> _Instructions to follow_: Read through the data and report every line in which the word "rmse" occurs.

---+---

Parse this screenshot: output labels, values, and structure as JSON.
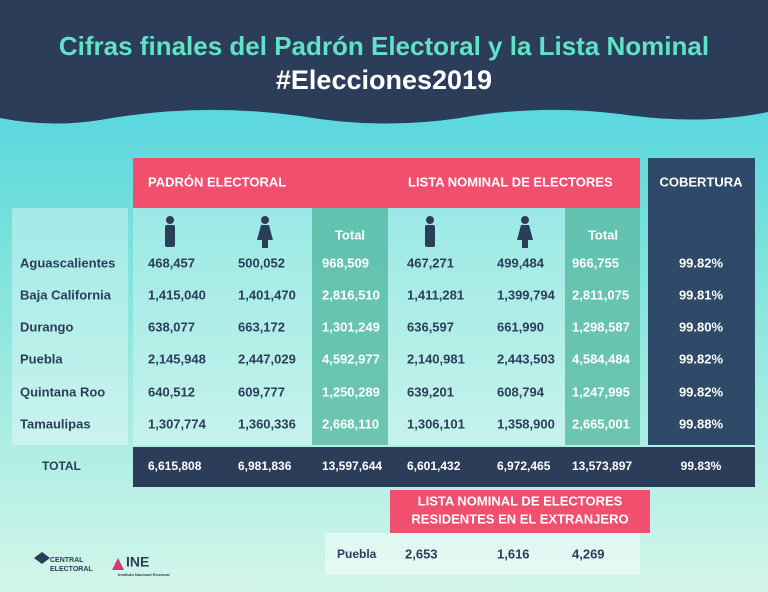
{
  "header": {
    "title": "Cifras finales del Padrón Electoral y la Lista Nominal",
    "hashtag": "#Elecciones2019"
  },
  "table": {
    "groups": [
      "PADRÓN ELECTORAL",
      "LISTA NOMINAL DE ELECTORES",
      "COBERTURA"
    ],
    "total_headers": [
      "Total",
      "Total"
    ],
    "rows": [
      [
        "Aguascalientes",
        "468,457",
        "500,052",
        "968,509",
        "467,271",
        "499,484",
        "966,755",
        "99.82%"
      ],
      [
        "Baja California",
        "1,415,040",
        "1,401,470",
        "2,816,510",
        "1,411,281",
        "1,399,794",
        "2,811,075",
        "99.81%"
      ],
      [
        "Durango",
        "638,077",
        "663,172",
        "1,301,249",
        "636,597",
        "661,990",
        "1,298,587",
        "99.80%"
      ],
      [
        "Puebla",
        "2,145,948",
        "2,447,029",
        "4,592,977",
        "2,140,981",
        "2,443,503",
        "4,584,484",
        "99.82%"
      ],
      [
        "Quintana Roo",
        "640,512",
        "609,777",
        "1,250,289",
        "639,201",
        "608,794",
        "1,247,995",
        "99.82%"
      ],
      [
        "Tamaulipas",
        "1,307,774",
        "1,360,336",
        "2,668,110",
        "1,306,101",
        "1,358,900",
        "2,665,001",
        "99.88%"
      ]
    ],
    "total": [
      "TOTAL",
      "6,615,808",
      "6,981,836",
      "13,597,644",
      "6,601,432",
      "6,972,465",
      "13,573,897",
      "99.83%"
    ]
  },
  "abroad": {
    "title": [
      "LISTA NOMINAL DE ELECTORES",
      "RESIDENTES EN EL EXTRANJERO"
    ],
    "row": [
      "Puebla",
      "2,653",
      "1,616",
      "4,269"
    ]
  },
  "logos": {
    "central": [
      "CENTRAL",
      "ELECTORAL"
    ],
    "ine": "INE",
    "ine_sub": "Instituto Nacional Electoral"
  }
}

---+---

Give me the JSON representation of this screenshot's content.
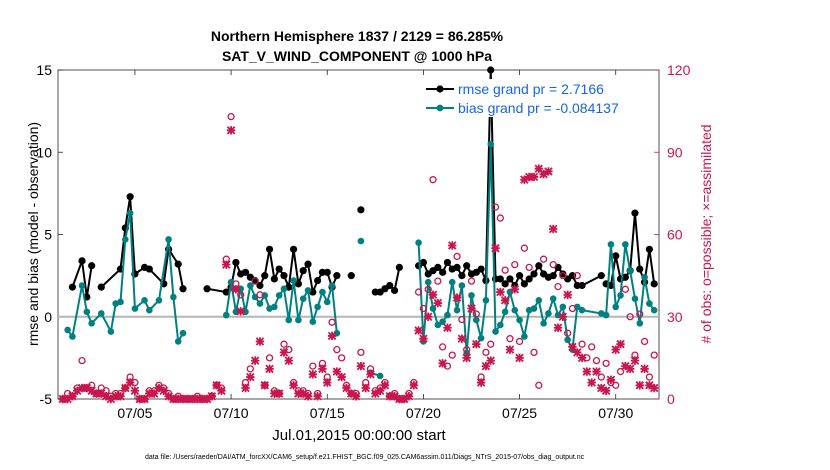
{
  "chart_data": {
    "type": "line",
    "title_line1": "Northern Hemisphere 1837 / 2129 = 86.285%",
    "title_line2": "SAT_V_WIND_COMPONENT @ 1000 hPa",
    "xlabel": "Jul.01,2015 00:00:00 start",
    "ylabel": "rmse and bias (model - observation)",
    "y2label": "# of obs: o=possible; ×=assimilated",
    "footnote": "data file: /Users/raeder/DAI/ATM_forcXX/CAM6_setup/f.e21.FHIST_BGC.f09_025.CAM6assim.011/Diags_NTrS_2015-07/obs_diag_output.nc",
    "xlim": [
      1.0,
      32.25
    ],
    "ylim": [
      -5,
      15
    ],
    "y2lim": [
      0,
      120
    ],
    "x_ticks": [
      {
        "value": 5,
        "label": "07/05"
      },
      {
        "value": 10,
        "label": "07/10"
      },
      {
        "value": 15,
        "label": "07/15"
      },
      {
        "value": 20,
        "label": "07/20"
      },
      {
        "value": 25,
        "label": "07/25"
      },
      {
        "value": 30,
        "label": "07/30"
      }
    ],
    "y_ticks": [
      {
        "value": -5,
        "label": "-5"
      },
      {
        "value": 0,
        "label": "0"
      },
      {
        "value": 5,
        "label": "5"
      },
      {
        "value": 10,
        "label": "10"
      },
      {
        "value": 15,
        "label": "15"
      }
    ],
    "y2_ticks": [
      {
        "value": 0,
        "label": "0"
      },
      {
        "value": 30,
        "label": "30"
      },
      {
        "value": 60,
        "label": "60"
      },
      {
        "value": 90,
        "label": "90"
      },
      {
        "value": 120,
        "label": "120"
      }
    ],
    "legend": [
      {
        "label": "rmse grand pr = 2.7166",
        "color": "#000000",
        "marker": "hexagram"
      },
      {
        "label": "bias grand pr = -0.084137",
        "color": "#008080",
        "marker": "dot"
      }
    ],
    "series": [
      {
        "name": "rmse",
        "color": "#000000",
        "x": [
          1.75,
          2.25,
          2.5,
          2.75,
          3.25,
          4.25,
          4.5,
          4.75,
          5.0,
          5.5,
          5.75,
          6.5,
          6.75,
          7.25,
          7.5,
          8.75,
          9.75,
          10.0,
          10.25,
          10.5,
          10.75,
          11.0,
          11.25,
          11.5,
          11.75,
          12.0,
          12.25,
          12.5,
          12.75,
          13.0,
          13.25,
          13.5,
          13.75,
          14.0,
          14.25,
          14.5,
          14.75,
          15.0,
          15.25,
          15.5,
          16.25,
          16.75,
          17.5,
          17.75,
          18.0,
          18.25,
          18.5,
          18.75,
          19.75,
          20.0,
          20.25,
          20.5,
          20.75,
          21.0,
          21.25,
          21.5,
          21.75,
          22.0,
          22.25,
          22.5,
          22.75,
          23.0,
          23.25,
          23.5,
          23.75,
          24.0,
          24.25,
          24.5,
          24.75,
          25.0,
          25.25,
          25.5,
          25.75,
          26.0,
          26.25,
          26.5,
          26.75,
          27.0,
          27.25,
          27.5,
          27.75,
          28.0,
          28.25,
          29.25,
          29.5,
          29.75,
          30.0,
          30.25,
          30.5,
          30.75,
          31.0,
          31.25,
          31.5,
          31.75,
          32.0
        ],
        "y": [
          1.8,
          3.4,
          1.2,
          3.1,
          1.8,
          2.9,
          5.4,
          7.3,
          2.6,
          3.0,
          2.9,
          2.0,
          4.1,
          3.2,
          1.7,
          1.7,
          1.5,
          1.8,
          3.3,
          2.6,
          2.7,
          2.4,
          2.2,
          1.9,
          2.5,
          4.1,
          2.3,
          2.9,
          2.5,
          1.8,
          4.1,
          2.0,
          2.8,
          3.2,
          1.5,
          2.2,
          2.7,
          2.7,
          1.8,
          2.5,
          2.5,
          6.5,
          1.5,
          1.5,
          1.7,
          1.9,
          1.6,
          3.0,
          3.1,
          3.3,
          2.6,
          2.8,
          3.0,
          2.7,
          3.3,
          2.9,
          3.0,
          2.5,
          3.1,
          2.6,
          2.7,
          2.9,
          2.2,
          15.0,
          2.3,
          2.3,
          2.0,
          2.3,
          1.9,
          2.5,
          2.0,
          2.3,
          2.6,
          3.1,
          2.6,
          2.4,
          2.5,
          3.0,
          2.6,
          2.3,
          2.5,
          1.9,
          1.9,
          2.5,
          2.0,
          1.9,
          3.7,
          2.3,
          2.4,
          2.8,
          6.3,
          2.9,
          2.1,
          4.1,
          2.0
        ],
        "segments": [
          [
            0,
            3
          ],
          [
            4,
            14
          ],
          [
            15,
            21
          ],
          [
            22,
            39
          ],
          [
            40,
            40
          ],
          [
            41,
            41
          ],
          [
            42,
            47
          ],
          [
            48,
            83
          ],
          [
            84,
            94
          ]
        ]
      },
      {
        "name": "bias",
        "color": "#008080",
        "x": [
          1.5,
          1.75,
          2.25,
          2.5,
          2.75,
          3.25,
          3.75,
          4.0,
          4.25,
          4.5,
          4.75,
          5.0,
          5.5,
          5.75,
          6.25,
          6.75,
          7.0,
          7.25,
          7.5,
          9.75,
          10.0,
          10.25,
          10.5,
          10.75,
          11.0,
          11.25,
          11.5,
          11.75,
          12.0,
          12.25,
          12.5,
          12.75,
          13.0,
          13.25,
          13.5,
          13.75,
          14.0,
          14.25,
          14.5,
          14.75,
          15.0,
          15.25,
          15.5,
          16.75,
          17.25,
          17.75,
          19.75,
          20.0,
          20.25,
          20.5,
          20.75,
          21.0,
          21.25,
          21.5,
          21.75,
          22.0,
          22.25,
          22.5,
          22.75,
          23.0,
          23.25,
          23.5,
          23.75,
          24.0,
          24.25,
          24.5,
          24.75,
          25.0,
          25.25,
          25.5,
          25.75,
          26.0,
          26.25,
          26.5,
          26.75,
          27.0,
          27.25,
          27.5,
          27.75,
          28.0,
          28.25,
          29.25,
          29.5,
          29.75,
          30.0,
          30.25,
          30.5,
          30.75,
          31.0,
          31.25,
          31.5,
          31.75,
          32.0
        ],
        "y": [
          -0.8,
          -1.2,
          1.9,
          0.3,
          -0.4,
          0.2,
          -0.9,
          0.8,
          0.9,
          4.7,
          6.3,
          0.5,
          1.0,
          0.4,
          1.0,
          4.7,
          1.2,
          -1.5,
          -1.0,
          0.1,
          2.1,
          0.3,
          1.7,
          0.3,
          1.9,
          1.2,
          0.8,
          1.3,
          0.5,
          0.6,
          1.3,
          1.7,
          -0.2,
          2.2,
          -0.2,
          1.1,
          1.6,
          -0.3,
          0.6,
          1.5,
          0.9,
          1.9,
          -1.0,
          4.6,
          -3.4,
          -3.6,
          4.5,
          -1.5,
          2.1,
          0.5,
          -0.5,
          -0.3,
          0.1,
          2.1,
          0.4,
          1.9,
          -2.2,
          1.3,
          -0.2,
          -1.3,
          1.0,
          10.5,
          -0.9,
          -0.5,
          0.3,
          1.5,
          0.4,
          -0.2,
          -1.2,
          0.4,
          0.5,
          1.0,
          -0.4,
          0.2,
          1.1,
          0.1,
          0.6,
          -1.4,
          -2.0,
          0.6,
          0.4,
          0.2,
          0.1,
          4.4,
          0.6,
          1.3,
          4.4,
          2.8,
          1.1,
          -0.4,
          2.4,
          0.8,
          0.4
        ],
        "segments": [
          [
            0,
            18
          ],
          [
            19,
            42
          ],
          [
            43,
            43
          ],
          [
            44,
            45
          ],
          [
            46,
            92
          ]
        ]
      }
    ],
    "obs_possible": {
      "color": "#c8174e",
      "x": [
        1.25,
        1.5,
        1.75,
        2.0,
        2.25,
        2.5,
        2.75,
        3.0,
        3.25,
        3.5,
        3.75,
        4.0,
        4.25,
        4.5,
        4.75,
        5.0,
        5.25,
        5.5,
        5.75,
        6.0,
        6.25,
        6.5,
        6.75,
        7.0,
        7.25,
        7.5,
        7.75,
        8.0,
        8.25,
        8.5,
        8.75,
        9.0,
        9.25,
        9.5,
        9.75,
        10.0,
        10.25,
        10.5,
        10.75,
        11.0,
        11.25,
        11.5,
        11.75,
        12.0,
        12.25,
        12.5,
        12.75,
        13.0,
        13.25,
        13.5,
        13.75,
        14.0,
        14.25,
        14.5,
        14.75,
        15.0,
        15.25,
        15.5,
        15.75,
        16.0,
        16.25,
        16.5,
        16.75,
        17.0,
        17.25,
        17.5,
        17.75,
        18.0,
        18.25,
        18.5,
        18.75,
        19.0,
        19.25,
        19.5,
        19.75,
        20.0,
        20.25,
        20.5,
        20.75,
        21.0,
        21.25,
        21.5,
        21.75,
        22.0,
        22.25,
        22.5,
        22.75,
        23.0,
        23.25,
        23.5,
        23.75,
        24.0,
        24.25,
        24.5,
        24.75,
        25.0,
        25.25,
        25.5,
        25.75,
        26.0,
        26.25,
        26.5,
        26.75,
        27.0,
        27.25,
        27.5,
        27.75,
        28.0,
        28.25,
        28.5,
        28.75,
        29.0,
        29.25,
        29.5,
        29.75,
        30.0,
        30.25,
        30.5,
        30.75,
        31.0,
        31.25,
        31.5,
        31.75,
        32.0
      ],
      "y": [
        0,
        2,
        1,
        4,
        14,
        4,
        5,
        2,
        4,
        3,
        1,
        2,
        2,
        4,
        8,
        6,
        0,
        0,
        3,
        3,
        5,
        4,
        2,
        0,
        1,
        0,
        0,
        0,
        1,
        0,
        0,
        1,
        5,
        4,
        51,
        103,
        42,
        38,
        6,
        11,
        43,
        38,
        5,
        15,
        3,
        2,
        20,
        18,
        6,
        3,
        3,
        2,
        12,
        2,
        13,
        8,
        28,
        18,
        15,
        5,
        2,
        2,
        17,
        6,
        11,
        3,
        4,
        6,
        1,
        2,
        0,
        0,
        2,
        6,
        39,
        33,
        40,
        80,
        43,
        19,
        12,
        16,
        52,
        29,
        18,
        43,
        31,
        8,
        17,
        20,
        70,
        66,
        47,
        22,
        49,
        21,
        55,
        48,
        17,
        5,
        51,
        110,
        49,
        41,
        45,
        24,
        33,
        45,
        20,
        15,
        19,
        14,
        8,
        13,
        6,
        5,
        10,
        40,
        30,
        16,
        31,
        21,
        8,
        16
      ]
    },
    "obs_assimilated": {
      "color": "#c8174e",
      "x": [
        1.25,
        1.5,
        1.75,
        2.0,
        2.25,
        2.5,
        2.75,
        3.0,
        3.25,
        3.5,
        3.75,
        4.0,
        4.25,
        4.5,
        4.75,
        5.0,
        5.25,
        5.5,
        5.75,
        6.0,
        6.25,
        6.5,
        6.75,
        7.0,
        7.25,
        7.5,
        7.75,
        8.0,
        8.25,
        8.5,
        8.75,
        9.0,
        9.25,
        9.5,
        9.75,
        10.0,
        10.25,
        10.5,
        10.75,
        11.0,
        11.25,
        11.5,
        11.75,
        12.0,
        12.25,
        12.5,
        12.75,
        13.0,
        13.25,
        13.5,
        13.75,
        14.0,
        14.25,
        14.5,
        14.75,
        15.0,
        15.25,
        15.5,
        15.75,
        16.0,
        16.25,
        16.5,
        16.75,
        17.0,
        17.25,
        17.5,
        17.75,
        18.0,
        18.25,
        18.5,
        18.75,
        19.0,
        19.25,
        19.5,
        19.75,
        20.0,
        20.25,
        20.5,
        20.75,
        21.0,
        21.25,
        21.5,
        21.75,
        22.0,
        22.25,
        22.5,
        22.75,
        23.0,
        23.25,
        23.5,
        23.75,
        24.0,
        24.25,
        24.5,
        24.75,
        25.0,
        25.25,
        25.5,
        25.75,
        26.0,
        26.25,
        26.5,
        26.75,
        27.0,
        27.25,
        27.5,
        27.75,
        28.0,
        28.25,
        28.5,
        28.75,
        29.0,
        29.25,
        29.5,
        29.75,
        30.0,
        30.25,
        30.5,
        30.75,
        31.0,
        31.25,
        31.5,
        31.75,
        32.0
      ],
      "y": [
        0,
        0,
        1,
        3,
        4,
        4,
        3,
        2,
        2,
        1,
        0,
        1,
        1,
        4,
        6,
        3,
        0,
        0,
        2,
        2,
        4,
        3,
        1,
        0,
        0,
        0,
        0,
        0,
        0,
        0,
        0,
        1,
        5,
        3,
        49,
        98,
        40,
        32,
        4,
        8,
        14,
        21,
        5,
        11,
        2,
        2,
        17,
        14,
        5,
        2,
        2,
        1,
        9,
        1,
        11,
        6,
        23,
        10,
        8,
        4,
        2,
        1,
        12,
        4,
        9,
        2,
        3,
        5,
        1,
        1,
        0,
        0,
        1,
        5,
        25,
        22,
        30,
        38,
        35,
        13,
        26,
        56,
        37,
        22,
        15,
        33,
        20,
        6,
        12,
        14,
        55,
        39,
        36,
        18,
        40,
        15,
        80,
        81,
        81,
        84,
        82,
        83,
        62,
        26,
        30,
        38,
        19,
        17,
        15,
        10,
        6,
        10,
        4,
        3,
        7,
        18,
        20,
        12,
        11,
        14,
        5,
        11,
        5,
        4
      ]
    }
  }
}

---+---

> _Problem solution_:
    "ylabel": "rmse and bias (model - observation)",
        "label": "rmse grand pr = 2.7166",
        "name": "rmse",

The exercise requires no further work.